Dataset records:
· · · · · · ·

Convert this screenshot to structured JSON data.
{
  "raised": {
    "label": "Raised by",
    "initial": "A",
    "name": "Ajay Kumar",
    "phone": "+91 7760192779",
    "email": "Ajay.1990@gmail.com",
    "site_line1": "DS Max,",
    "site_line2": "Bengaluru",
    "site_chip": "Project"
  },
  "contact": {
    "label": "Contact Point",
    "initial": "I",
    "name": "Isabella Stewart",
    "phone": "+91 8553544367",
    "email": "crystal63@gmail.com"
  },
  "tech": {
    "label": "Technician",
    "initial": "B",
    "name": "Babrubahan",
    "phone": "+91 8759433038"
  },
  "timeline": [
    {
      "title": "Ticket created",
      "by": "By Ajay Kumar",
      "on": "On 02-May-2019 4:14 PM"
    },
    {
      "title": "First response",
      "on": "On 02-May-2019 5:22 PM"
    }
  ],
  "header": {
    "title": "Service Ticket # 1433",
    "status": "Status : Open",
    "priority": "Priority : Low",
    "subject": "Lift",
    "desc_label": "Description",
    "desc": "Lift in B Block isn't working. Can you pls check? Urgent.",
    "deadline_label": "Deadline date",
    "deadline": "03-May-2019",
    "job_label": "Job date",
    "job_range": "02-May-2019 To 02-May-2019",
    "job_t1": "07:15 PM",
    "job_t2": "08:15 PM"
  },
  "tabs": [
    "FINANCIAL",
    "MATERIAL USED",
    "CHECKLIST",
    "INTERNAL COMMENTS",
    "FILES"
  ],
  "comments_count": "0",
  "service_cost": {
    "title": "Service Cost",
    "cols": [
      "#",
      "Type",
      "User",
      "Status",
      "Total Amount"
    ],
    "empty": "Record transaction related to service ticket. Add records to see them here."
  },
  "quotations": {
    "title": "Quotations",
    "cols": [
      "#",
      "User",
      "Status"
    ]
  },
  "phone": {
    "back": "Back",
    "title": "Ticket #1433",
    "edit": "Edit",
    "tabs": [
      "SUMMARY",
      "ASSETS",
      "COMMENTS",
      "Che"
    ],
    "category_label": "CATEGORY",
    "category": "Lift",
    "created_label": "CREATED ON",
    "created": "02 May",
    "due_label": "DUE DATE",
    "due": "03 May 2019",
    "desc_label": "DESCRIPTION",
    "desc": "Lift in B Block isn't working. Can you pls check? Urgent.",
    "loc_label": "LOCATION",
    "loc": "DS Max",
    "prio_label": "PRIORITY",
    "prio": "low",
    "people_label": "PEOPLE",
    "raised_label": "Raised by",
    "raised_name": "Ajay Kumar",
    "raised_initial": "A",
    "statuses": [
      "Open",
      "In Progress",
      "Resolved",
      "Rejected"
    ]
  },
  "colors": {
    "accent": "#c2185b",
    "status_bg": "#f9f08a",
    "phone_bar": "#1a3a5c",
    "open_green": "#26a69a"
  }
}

· · · · · · ·

Each line of the material above needs to be quoted exactly, please.

#### THE COMPLETED TASK
Convert this screenshot to structured JSON data.
{
  "raised": {
    "label": "Raised by",
    "initial": "A",
    "name": "Ajay Kumar",
    "phone": "+91 7760192779",
    "email": "Ajay.1990@gmail.com",
    "site_line1": "DS Max,",
    "site_line2": "Bengaluru",
    "site_chip": "Project"
  },
  "contact": {
    "label": "Contact Point",
    "initial": "I",
    "name": "Isabella Stewart",
    "phone": "+91 8553544367",
    "email": "crystal63@gmail.com"
  },
  "tech": {
    "label": "Technician",
    "initial": "B",
    "name": "Babrubahan",
    "phone": "+91 8759433038"
  },
  "timeline": [
    {
      "title": "Ticket created",
      "by": "By Ajay Kumar",
      "on": "On 02-May-2019 4:14 PM"
    },
    {
      "title": "First response",
      "on": "On 02-May-2019 5:22 PM"
    }
  ],
  "header": {
    "title": "Service Ticket # 1433",
    "status": "Status : Open",
    "priority": "Priority : Low",
    "subject": "Lift",
    "desc_label": "Description",
    "desc": "Lift in B Block isn't working. Can you pls check? Urgent.",
    "deadline_label": "Deadline date",
    "deadline": "03-May-2019",
    "job_label": "Job date",
    "job_range": "02-May-2019 To 02-May-2019",
    "job_t1": "07:15 PM",
    "job_t2": "08:15 PM"
  },
  "tabs": [
    "FINANCIAL",
    "MATERIAL USED",
    "CHECKLIST",
    "INTERNAL COMMENTS",
    "FILES"
  ],
  "comments_count": "0",
  "service_cost": {
    "title": "Service Cost",
    "cols": [
      "#",
      "Type",
      "User",
      "Status",
      "Total Amount"
    ],
    "empty": "Record transaction related to service ticket. Add records to see them here."
  },
  "quotations": {
    "title": "Quotations",
    "cols": [
      "#",
      "User",
      "Status"
    ]
  },
  "phone": {
    "back": "Back",
    "title": "Ticket #1433",
    "edit": "Edit",
    "tabs": [
      "SUMMARY",
      "ASSETS",
      "COMMENTS",
      "Che"
    ],
    "category_label": "CATEGORY",
    "category": "Lift",
    "created_label": "CREATED ON",
    "created": "02 May",
    "due_label": "DUE DATE",
    "due": "03 May 2019",
    "desc_label": "DESCRIPTION",
    "desc": "Lift in B Block isn't working. Can you pls check? Urgent.",
    "loc_label": "LOCATION",
    "loc": "DS Max",
    "prio_label": "PRIORITY",
    "prio": "low",
    "people_label": "PEOPLE",
    "raised_label": "Raised by",
    "raised_name": "Ajay Kumar",
    "raised_initial": "A",
    "statuses": [
      "Open",
      "In Progress",
      "Resolved",
      "Rejected"
    ]
  },
  "colors": {
    "accent": "#c2185b",
    "status_bg": "#f9f08a",
    "phone_bar": "#1a3a5c",
    "open_green": "#26a69a"
  }
}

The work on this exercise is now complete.